> Your objective
Copy out all lines in the data below containing the string "Scan".

> Supplied material
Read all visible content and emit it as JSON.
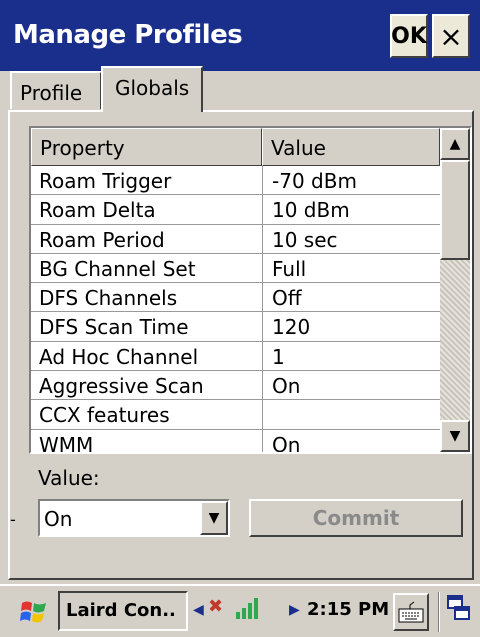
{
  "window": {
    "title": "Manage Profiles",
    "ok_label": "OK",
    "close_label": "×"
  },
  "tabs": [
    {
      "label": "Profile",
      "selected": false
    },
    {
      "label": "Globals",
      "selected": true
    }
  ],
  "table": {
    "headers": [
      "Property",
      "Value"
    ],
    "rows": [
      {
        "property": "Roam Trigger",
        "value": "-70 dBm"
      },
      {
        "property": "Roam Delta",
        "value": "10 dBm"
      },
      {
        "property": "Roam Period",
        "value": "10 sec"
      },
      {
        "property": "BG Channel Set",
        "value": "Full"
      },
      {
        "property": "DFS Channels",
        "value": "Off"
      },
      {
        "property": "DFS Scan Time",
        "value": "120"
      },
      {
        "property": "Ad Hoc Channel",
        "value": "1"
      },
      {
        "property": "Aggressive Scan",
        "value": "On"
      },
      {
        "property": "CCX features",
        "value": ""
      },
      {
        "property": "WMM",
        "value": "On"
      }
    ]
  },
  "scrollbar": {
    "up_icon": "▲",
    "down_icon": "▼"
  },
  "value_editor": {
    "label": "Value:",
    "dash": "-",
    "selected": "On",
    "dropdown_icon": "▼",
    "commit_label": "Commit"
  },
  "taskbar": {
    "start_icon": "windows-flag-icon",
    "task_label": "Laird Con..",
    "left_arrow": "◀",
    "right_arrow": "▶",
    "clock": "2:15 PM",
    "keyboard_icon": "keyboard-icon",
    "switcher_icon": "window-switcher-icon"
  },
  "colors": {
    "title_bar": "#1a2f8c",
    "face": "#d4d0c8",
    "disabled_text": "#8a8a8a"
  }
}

==

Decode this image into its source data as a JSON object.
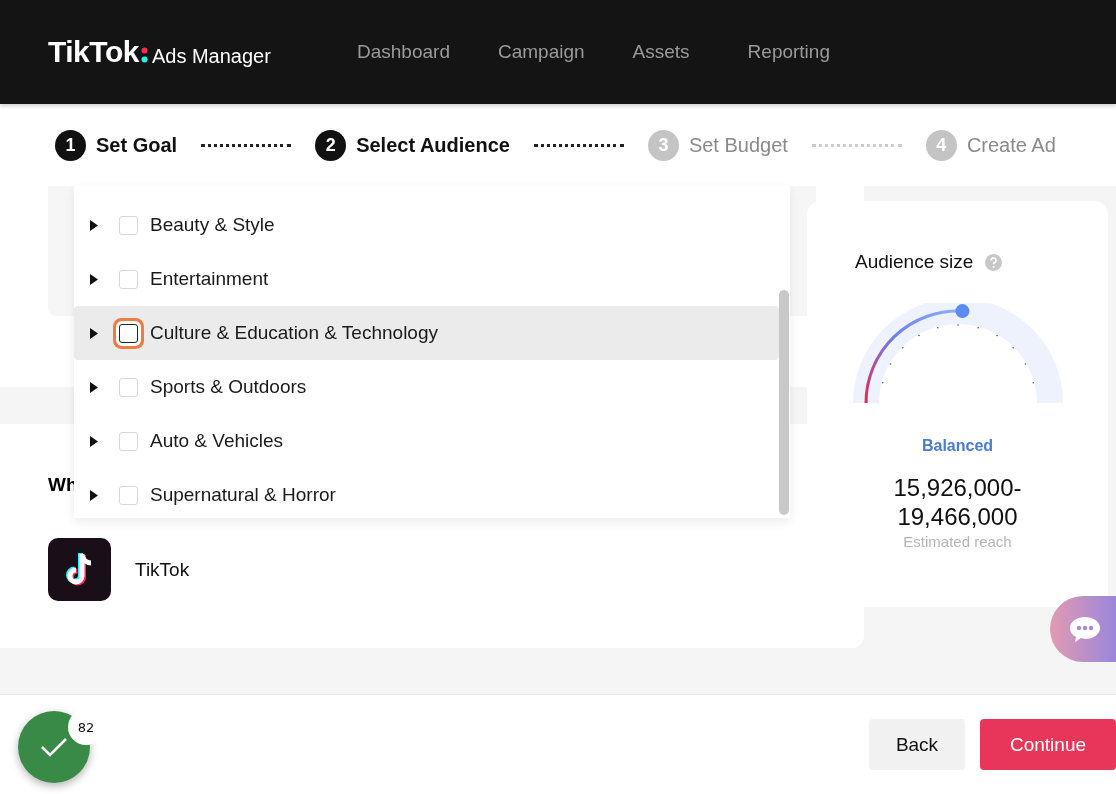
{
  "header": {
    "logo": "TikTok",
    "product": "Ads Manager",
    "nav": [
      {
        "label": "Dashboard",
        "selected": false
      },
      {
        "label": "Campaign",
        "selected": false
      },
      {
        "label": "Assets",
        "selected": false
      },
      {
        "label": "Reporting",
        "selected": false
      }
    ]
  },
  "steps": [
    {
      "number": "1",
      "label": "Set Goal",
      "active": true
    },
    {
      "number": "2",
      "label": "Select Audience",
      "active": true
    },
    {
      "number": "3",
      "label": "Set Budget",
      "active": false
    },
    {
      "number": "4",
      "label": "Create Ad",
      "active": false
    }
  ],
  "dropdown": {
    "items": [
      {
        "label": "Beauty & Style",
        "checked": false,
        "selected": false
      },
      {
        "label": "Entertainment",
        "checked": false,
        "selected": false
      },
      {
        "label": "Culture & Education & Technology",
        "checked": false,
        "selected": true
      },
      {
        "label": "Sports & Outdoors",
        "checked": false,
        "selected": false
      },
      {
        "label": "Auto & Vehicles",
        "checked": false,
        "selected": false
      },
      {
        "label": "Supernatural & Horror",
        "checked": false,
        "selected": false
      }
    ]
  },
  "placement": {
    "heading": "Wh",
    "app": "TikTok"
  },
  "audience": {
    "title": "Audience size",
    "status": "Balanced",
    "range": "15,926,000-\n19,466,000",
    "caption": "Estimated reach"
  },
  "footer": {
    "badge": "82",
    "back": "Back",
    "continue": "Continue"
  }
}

> Written solution
        "property": "DFS Scan Time",
        "property": "Aggressive Scan",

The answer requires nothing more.